WHAT YOU NEED TO DO:
Identify all lines in the data containing the string "Life". Copy them out.

RAW RECORDS:
* Start *

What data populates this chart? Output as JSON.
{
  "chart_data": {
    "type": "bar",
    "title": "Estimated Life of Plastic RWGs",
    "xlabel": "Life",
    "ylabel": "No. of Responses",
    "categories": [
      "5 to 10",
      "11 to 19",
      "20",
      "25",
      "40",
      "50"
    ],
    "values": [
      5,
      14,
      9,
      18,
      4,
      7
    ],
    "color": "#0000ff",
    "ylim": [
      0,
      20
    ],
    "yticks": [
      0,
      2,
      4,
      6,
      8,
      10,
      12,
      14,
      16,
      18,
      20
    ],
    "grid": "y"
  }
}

* End *

OUTPUT:
    "title": "Estimated Life of Plastic RWGs",
    "xlabel": "Life",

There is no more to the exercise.